-- START Materials provided --
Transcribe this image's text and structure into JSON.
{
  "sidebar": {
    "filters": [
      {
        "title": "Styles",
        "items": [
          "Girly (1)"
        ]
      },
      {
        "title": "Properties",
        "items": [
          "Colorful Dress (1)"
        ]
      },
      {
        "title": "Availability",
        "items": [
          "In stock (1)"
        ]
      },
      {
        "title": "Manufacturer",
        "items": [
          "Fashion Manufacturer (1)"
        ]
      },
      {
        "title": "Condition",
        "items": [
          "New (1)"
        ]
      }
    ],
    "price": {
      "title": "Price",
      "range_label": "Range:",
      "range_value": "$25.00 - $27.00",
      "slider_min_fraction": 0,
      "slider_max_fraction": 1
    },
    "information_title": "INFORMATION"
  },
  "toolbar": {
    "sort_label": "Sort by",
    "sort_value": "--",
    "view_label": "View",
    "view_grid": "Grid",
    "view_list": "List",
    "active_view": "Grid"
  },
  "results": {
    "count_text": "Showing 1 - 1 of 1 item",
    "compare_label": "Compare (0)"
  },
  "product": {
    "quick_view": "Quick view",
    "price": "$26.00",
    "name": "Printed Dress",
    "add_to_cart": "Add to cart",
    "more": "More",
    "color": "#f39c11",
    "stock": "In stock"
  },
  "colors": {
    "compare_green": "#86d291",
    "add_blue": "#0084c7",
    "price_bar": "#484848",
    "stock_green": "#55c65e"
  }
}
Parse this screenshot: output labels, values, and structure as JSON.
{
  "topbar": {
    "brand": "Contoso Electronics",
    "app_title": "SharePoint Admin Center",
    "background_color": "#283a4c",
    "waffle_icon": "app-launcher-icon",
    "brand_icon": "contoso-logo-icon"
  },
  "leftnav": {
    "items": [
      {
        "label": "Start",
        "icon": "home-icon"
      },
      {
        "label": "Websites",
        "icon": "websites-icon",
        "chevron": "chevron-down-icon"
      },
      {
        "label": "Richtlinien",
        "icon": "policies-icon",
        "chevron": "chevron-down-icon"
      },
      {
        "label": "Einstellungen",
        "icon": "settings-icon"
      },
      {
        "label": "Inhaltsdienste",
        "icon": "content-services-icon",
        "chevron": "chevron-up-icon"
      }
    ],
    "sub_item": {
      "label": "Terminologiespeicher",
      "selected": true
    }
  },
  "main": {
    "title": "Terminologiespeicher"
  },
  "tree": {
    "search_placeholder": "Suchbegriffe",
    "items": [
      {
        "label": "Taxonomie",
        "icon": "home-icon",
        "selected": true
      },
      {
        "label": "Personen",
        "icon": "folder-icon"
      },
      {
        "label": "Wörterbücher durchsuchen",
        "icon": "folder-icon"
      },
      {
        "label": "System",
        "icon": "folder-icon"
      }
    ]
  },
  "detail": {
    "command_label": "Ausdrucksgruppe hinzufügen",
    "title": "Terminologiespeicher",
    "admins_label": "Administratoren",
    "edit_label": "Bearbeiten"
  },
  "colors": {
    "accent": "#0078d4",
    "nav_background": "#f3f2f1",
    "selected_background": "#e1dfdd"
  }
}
-- END Materials provided --
# [Problem to work on]
Return the entries above exactly, each one complete.

# [Task output]
Transcribe this image's text and structure into JSON.
{
  "sidebar": {
    "filters": [
      {
        "title": "Styles",
        "items": [
          "Girly (1)"
        ]
      },
      {
        "title": "Properties",
        "items": [
          "Colorful Dress (1)"
        ]
      },
      {
        "title": "Availability",
        "items": [
          "In stock (1)"
        ]
      },
      {
        "title": "Manufacturer",
        "items": [
          "Fashion Manufacturer (1)"
        ]
      },
      {
        "title": "Condition",
        "items": [
          "New (1)"
        ]
      }
    ],
    "price": {
      "title": "Price",
      "range_label": "Range:",
      "range_value": "$25.00 - $27.00",
      "slider_min_fraction": 0,
      "slider_max_fraction": 1
    },
    "information_title": "INFORMATION"
  },
  "toolbar": {
    "sort_label": "Sort by",
    "sort_value": "--",
    "view_label": "View",
    "view_grid": "Grid",
    "view_list": "List",
    "active_view": "Grid"
  },
  "results": {
    "count_text": "Showing 1 - 1 of 1 item",
    "compare_label": "Compare (0)"
  },
  "product": {
    "quick_view": "Quick view",
    "price": "$26.00",
    "name": "Printed Dress",
    "add_to_cart": "Add to cart",
    "more": "More",
    "color": "#f39c11",
    "stock": "In stock"
  },
  "colors": {
    "compare_green": "#86d291",
    "add_blue": "#0084c7",
    "price_bar": "#484848",
    "stock_green": "#55c65e"
  }
}
Parse this screenshot: output labels, values, and structure as JSON.
{
  "topbar": {
    "brand": "Contoso Electronics",
    "app_title": "SharePoint Admin Center",
    "background_color": "#283a4c",
    "waffle_icon": "app-launcher-icon",
    "brand_icon": "contoso-logo-icon"
  },
  "leftnav": {
    "items": [
      {
        "label": "Start",
        "icon": "home-icon"
      },
      {
        "label": "Websites",
        "icon": "websites-icon",
        "chevron": "chevron-down-icon"
      },
      {
        "label": "Richtlinien",
        "icon": "policies-icon",
        "chevron": "chevron-down-icon"
      },
      {
        "label": "Einstellungen",
        "icon": "settings-icon"
      },
      {
        "label": "Inhaltsdienste",
        "icon": "content-services-icon",
        "chevron": "chevron-up-icon"
      }
    ],
    "sub_item": {
      "label": "Terminologiespeicher",
      "selected": true
    }
  },
  "main": {
    "title": "Terminologiespeicher"
  },
  "tree": {
    "search_placeholder": "Suchbegriffe",
    "items": [
      {
        "label": "Taxonomie",
        "icon": "home-icon",
        "selected": true
      },
      {
        "label": "Personen",
        "icon": "folder-icon"
      },
      {
        "label": "Wörterbücher durchsuchen",
        "icon": "folder-icon"
      },
      {
        "label": "System",
        "icon": "folder-icon"
      }
    ]
  },
  "detail": {
    "command_label": "Ausdrucksgruppe hinzufügen",
    "title": "Terminologiespeicher",
    "admins_label": "Administratoren",
    "edit_label": "Bearbeiten"
  },
  "colors": {
    "accent": "#0078d4",
    "nav_background": "#f3f2f1",
    "selected_background": "#e1dfdd"
  }
}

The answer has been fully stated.